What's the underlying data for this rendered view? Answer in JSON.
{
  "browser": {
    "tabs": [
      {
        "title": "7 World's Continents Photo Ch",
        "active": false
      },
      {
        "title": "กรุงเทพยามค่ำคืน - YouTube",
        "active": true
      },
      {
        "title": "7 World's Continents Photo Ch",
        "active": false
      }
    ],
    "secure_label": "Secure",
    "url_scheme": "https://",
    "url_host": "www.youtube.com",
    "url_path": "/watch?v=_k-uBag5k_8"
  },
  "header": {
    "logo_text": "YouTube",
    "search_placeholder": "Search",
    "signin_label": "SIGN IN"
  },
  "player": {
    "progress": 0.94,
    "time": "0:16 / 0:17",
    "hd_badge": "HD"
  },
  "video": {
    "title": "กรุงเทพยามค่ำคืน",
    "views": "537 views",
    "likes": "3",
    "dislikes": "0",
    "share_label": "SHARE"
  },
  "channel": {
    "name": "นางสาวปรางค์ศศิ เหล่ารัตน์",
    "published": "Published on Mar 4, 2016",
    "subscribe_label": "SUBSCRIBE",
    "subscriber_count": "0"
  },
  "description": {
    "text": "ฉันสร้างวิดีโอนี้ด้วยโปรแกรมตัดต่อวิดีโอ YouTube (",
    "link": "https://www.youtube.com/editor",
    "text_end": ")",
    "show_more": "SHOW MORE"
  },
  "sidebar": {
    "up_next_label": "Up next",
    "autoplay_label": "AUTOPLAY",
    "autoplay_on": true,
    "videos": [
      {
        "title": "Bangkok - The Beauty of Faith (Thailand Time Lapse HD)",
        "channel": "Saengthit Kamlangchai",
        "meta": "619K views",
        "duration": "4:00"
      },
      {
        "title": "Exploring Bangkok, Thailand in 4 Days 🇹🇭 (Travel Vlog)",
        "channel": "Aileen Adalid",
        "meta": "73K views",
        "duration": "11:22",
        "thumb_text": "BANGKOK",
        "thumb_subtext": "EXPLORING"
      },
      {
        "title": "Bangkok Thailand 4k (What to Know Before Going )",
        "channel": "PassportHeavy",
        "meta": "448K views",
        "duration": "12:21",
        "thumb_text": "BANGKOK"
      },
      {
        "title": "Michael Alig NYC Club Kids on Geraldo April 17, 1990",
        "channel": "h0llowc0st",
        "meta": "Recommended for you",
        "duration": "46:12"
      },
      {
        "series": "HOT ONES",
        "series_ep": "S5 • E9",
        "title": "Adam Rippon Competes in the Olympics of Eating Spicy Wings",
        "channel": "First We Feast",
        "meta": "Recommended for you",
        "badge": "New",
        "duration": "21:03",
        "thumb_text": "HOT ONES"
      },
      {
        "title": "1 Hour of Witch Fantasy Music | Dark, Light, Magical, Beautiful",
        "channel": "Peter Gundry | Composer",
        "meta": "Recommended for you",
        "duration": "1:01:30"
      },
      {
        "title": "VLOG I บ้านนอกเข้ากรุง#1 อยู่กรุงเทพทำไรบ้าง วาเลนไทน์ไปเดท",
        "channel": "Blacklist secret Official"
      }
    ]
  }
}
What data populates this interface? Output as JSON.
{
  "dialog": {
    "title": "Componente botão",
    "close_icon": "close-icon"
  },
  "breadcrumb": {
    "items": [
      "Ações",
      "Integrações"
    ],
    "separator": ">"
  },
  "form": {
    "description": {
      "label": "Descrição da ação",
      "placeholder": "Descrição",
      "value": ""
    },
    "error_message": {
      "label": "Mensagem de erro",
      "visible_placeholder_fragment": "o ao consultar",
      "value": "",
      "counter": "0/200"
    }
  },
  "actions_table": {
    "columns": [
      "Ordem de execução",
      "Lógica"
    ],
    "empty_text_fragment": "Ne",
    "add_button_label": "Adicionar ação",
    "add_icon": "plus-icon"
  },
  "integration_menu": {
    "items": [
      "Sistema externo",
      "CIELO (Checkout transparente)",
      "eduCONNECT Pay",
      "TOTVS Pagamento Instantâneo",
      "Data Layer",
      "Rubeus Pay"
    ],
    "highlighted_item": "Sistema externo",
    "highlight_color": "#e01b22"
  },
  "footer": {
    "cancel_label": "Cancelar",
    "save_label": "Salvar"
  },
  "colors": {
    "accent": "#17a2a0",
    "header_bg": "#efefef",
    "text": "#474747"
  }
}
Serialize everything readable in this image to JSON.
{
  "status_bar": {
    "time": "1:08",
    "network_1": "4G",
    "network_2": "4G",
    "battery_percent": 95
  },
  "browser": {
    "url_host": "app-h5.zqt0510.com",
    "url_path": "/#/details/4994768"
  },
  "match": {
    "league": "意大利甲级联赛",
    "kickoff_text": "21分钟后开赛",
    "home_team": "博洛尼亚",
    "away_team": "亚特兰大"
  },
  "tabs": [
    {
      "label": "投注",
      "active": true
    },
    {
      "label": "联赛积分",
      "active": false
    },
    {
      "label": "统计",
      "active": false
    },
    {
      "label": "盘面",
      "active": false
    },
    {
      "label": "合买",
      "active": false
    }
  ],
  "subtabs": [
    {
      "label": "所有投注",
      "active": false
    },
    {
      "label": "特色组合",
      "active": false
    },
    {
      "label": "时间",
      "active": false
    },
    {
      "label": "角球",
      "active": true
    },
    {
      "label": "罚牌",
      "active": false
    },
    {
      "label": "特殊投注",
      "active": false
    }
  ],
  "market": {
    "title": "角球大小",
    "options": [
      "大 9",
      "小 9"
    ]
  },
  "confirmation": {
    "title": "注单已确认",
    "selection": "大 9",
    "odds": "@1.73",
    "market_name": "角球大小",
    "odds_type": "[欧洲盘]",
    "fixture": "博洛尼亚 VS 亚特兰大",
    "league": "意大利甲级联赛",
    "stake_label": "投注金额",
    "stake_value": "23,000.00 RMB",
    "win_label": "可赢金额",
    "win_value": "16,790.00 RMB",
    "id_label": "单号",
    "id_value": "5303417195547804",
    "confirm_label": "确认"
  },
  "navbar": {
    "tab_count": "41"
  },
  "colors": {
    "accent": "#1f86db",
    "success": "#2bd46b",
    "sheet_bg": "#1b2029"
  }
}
--- --- ---
§ Work to be completed: All of the entries need to be reproduced exactly; please write them out.

§ Answer to this problem:
What's the underlying data for this rendered view? Answer in JSON.
{
  "browser": {
    "tabs": [
      {
        "title": "7 World's Continents Photo Ch",
        "active": false
      },
      {
        "title": "กรุงเทพยามค่ำคืน - YouTube",
        "active": true
      },
      {
        "title": "7 World's Continents Photo Ch",
        "active": false
      }
    ],
    "secure_label": "Secure",
    "url_scheme": "https://",
    "url_host": "www.youtube.com",
    "url_path": "/watch?v=_k-uBag5k_8"
  },
  "header": {
    "logo_text": "YouTube",
    "search_placeholder": "Search",
    "signin_label": "SIGN IN"
  },
  "player": {
    "progress": 0.94,
    "time": "0:16 / 0:17",
    "hd_badge": "HD"
  },
  "video": {
    "title": "กรุงเทพยามค่ำคืน",
    "views": "537 views",
    "likes": "3",
    "dislikes": "0",
    "share_label": "SHARE"
  },
  "channel": {
    "name": "นางสาวปรางค์ศศิ เหล่ารัตน์",
    "published": "Published on Mar 4, 2016",
    "subscribe_label": "SUBSCRIBE",
    "subscriber_count": "0"
  },
  "description": {
    "text": "ฉันสร้างวิดีโอนี้ด้วยโปรแกรมตัดต่อวิดีโอ YouTube (",
    "link": "https://www.youtube.com/editor",
    "text_end": ")",
    "show_more": "SHOW MORE"
  },
  "sidebar": {
    "up_next_label": "Up next",
    "autoplay_label": "AUTOPLAY",
    "autoplay_on": true,
    "videos": [
      {
        "title": "Bangkok - The Beauty of Faith (Thailand Time Lapse HD)",
        "channel": "Saengthit Kamlangchai",
        "meta": "619K views",
        "duration": "4:00"
      },
      {
        "title": "Exploring Bangkok, Thailand in 4 Days 🇹🇭 (Travel Vlog)",
        "channel": "Aileen Adalid",
        "meta": "73K views",
        "duration": "11:22",
        "thumb_text": "BANGKOK",
        "thumb_subtext": "EXPLORING"
      },
      {
        "title": "Bangkok Thailand 4k (What to Know Before Going )",
        "channel": "PassportHeavy",
        "meta": "448K views",
        "duration": "12:21",
        "thumb_text": "BANGKOK"
      },
      {
        "title": "Michael Alig NYC Club Kids on Geraldo April 17, 1990",
        "channel": "h0llowc0st",
        "meta": "Recommended for you",
        "duration": "46:12"
      },
      {
        "series": "HOT ONES",
        "series_ep": "S5 • E9",
        "title": "Adam Rippon Competes in the Olympics of Eating Spicy Wings",
        "channel": "First We Feast",
        "meta": "Recommended for you",
        "badge": "New",
        "duration": "21:03",
        "thumb_text": "HOT ONES"
      },
      {
        "title": "1 Hour of Witch Fantasy Music | Dark, Light, Magical, Beautiful",
        "channel": "Peter Gundry | Composer",
        "meta": "Recommended for you",
        "duration": "1:01:30"
      },
      {
        "title": "VLOG I บ้านนอกเข้ากรุง#1 อยู่กรุงเทพทำไรบ้าง วาเลนไทน์ไปเดท",
        "channel": "Blacklist secret Official"
      }
    ]
  }
}
What data populates this interface? Output as JSON.
{
  "dialog": {
    "title": "Componente botão",
    "close_icon": "close-icon"
  },
  "breadcrumb": {
    "items": [
      "Ações",
      "Integrações"
    ],
    "separator": ">"
  },
  "form": {
    "description": {
      "label": "Descrição da ação",
      "placeholder": "Descrição",
      "value": ""
    },
    "error_message": {
      "label": "Mensagem de erro",
      "visible_placeholder_fragment": "o ao consultar",
      "value": "",
      "counter": "0/200"
    }
  },
  "actions_table": {
    "columns": [
      "Ordem de execução",
      "Lógica"
    ],
    "empty_text_fragment": "Ne",
    "add_button_label": "Adicionar ação",
    "add_icon": "plus-icon"
  },
  "integration_menu": {
    "items": [
      "Sistema externo",
      "CIELO (Checkout transparente)",
      "eduCONNECT Pay",
      "TOTVS Pagamento Instantâneo",
      "Data Layer",
      "Rubeus Pay"
    ],
    "highlighted_item": "Sistema externo",
    "highlight_color": "#e01b22"
  },
  "footer": {
    "cancel_label": "Cancelar",
    "save_label": "Salvar"
  },
  "colors": {
    "accent": "#17a2a0",
    "header_bg": "#efefef",
    "text": "#474747"
  }
}
Serialize everything readable in this image to JSON.
{
  "status_bar": {
    "time": "1:08",
    "network_1": "4G",
    "network_2": "4G",
    "battery_percent": 95
  },
  "browser": {
    "url_host": "app-h5.zqt0510.com",
    "url_path": "/#/details/4994768"
  },
  "match": {
    "league": "意大利甲级联赛",
    "kickoff_text": "21分钟后开赛",
    "home_team": "博洛尼亚",
    "away_team": "亚特兰大"
  },
  "tabs": [
    {
      "label": "投注",
      "active": true
    },
    {
      "label": "联赛积分",
      "active": false
    },
    {
      "label": "统计",
      "active": false
    },
    {
      "label": "盘面",
      "active": false
    },
    {
      "label": "合买",
      "active": false
    }
  ],
  "subtabs": [
    {
      "label": "所有投注",
      "active": false
    },
    {
      "label": "特色组合",
      "active": false
    },
    {
      "label": "时间",
      "active": false
    },
    {
      "label": "角球",
      "active": true
    },
    {
      "label": "罚牌",
      "active": false
    },
    {
      "label": "特殊投注",
      "active": false
    }
  ],
  "market": {
    "title": "角球大小",
    "options": [
      "大 9",
      "小 9"
    ]
  },
  "confirmation": {
    "title": "注单已确认",
    "selection": "大 9",
    "odds": "@1.73",
    "market_name": "角球大小",
    "odds_type": "[欧洲盘]",
    "fixture": "博洛尼亚 VS 亚特兰大",
    "league": "意大利甲级联赛",
    "stake_label": "投注金额",
    "stake_value": "23,000.00 RMB",
    "win_label": "可赢金额",
    "win_value": "16,790.00 RMB",
    "id_label": "单号",
    "id_value": "5303417195547804",
    "confirm_label": "确认"
  },
  "navbar": {
    "tab_count": "41"
  },
  "colors": {
    "accent": "#1f86db",
    "success": "#2bd46b",
    "sheet_bg": "#1b2029"
  }
}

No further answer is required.